■ Exercise description
Extract the lines that hold the string "quamvis".
* BEGIN *
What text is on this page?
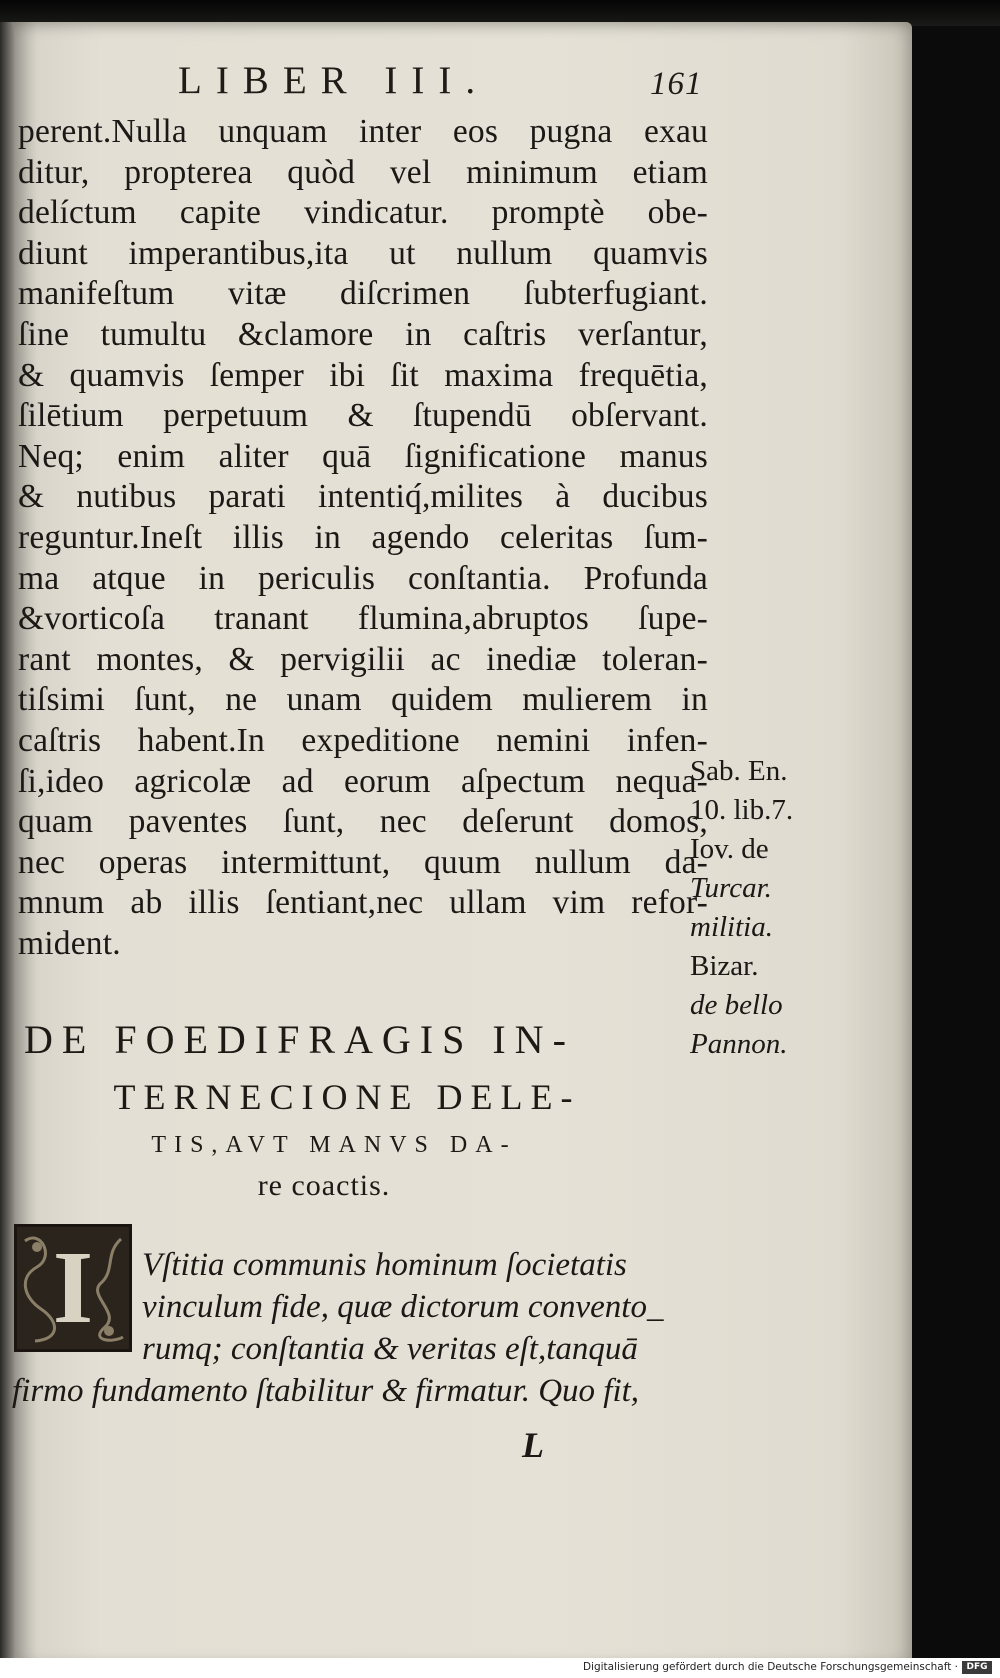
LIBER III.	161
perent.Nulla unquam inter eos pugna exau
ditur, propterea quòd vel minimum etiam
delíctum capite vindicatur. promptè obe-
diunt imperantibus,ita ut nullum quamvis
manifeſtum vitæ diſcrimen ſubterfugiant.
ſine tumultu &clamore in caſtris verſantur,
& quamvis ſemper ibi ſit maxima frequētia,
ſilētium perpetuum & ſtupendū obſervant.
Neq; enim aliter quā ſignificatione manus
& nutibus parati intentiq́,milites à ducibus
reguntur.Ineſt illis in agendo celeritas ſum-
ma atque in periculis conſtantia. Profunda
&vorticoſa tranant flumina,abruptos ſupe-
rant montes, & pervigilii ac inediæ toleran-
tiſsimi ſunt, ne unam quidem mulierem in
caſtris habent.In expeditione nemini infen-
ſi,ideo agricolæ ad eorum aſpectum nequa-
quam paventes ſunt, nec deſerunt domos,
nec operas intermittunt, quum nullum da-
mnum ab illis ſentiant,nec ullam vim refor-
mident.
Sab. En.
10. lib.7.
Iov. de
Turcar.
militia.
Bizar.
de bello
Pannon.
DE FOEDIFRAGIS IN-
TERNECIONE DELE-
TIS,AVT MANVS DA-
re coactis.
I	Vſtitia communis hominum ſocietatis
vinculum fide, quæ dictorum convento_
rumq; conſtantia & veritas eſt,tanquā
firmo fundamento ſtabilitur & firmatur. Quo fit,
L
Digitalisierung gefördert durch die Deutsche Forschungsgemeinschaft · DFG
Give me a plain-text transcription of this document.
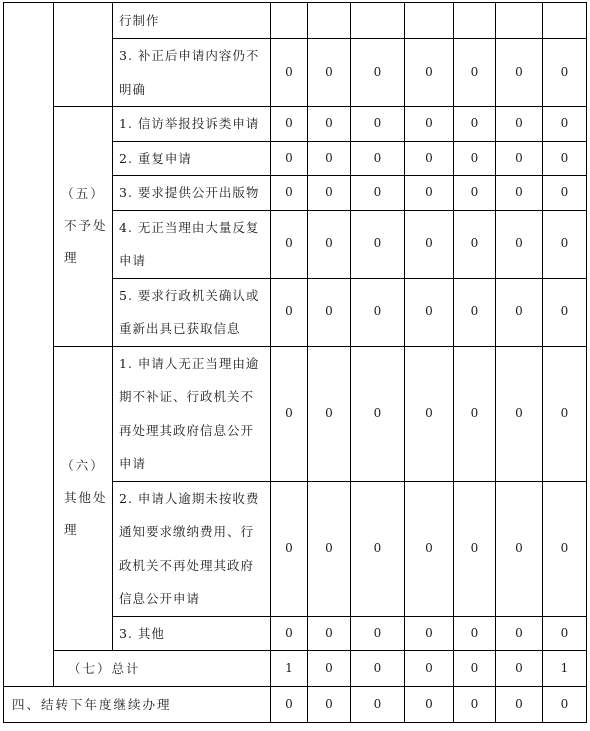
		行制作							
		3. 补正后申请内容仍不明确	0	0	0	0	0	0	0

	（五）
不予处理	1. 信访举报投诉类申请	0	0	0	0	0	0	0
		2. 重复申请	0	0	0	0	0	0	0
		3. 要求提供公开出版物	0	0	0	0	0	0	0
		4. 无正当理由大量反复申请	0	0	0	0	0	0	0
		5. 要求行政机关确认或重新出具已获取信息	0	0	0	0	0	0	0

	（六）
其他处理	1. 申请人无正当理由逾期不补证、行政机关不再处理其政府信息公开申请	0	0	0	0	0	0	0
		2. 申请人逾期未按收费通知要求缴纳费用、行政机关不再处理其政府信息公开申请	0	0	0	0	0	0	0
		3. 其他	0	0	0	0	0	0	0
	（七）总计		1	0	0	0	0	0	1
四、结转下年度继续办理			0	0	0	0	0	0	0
* END *
■ Written solution
diunt imperantibus,ita ut nullum quamvis
& quamvis ſemper ibi ſit maxima frequētia,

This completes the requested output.